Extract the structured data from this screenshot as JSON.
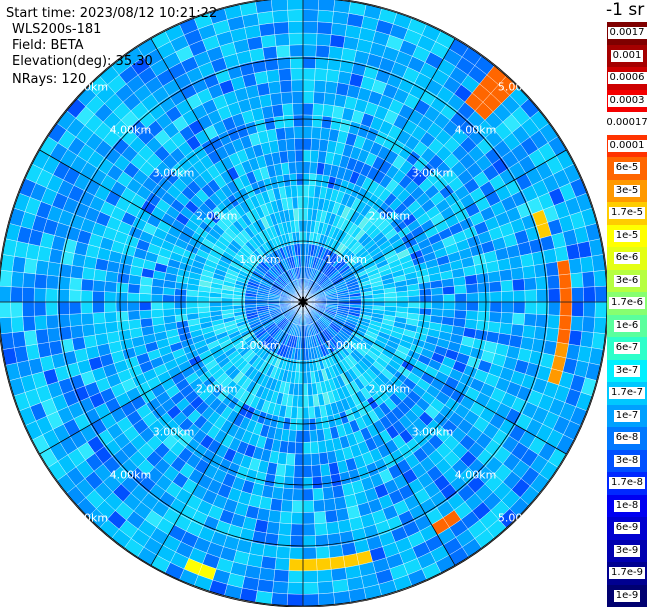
{
  "header": {
    "start_time": "Start time: 2023/08/12 10:21:22",
    "site": "WLS200s-181",
    "field": "Field: BETA",
    "elevation": "Elevation(deg): 35.30",
    "nrays": "NRays: 120"
  },
  "colorbar": {
    "unit_label": "-1 sr",
    "labels": [
      "0.0017",
      "0.001",
      "0.0006",
      "0.0003",
      "0.00017",
      "0.0001",
      "6e-5",
      "3e-5",
      "1.7e-5",
      "1e-5",
      "6e-6",
      "3e-6",
      "1.7e-6",
      "1e-6",
      "6e-7",
      "3e-7",
      "1.7e-7",
      "1e-7",
      "6e-8",
      "3e-8",
      "1.7e-8",
      "1e-8",
      "6e-9",
      "3e-9",
      "1.7e-9",
      "1e-9"
    ],
    "colors": [
      "#7f0000",
      "#a50000",
      "#cd0000",
      "#f50000",
      "#ffffff",
      "#ff3300",
      "#ff6600",
      "#ff9900",
      "#ffcc00",
      "#ffff00",
      "#e4ff14",
      "#b6ff41",
      "#87ff70",
      "#5aff9d",
      "#2dffca",
      "#00f0ff",
      "#00c8ff",
      "#00a0ff",
      "#0078ff",
      "#0050ff",
      "#0028ff",
      "#0000f1",
      "#0000d0",
      "#0000b0",
      "#000090",
      "#000070"
    ]
  },
  "chart_data": {
    "type": "heatmap",
    "projection": "polar (PPI scan)",
    "field": "BETA",
    "n_rays": 120,
    "azimuth_range_deg": [
      0,
      360
    ],
    "range_max_km": 5.0,
    "range_ring_labels": [
      "1.00km",
      "2.00km",
      "3.00km",
      "4.00km",
      "5.00km"
    ],
    "spoke_angles_deg": [
      0,
      30,
      60,
      90,
      120,
      150,
      180,
      210,
      240,
      270,
      300,
      330
    ],
    "colorscale": "log jet",
    "value_range": [
      1e-09,
      0.0017
    ],
    "high_backscatter_features": [
      {
        "azimuth_deg": [
          38,
          46
        ],
        "range_km": [
          4.3,
          4.9
        ],
        "level": "6e-5"
      },
      {
        "azimuth_deg": [
          68,
          74
        ],
        "range_km": [
          4.0,
          4.3
        ],
        "level": "1.7e-5"
      },
      {
        "azimuth_deg": [
          82,
          98
        ],
        "range_km": [
          4.3,
          4.5
        ],
        "level": "6e-5"
      },
      {
        "azimuth_deg": [
          100,
          108
        ],
        "range_km": [
          4.2,
          4.4
        ],
        "level": "3e-5"
      },
      {
        "azimuth_deg": [
          145,
          150
        ],
        "range_km": [
          4.3,
          4.5
        ],
        "level": "6e-5"
      },
      {
        "azimuth_deg": [
          165,
          183
        ],
        "range_km": [
          4.2,
          4.4
        ],
        "level": "1.7e-5"
      },
      {
        "azimuth_deg": [
          198,
          203
        ],
        "range_km": [
          4.6,
          4.8
        ],
        "level": "1e-5"
      }
    ]
  }
}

------------------------------------------------------------

Reproduce the whole listing above word for word, but not its pictures.

### [Written reply]
Extract the structured data from this screenshot as JSON.
{
  "header": {
    "start_time": "Start time: 2023/08/12 10:21:22",
    "site": "WLS200s-181",
    "field": "Field: BETA",
    "elevation": "Elevation(deg): 35.30",
    "nrays": "NRays: 120"
  },
  "colorbar": {
    "unit_label": "-1 sr",
    "labels": [
      "0.0017",
      "0.001",
      "0.0006",
      "0.0003",
      "0.00017",
      "0.0001",
      "6e-5",
      "3e-5",
      "1.7e-5",
      "1e-5",
      "6e-6",
      "3e-6",
      "1.7e-6",
      "1e-6",
      "6e-7",
      "3e-7",
      "1.7e-7",
      "1e-7",
      "6e-8",
      "3e-8",
      "1.7e-8",
      "1e-8",
      "6e-9",
      "3e-9",
      "1.7e-9",
      "1e-9"
    ],
    "colors": [
      "#7f0000",
      "#a50000",
      "#cd0000",
      "#f50000",
      "#ffffff",
      "#ff3300",
      "#ff6600",
      "#ff9900",
      "#ffcc00",
      "#ffff00",
      "#e4ff14",
      "#b6ff41",
      "#87ff70",
      "#5aff9d",
      "#2dffca",
      "#00f0ff",
      "#00c8ff",
      "#00a0ff",
      "#0078ff",
      "#0050ff",
      "#0028ff",
      "#0000f1",
      "#0000d0",
      "#0000b0",
      "#000090",
      "#000070"
    ]
  },
  "chart_data": {
    "type": "heatmap",
    "projection": "polar (PPI scan)",
    "field": "BETA",
    "n_rays": 120,
    "azimuth_range_deg": [
      0,
      360
    ],
    "range_max_km": 5.0,
    "range_ring_labels": [
      "1.00km",
      "2.00km",
      "3.00km",
      "4.00km",
      "5.00km"
    ],
    "spoke_angles_deg": [
      0,
      30,
      60,
      90,
      120,
      150,
      180,
      210,
      240,
      270,
      300,
      330
    ],
    "colorscale": "log jet",
    "value_range": [
      1e-09,
      0.0017
    ],
    "high_backscatter_features": [
      {
        "azimuth_deg": [
          38,
          46
        ],
        "range_km": [
          4.3,
          4.9
        ],
        "level": "6e-5"
      },
      {
        "azimuth_deg": [
          68,
          74
        ],
        "range_km": [
          4.0,
          4.3
        ],
        "level": "1.7e-5"
      },
      {
        "azimuth_deg": [
          82,
          98
        ],
        "range_km": [
          4.3,
          4.5
        ],
        "level": "6e-5"
      },
      {
        "azimuth_deg": [
          100,
          108
        ],
        "range_km": [
          4.2,
          4.4
        ],
        "level": "3e-5"
      },
      {
        "azimuth_deg": [
          145,
          150
        ],
        "range_km": [
          4.3,
          4.5
        ],
        "level": "6e-5"
      },
      {
        "azimuth_deg": [
          165,
          183
        ],
        "range_km": [
          4.2,
          4.4
        ],
        "level": "1.7e-5"
      },
      {
        "azimuth_deg": [
          198,
          203
        ],
        "range_km": [
          4.6,
          4.8
        ],
        "level": "1e-5"
      }
    ]
  }
}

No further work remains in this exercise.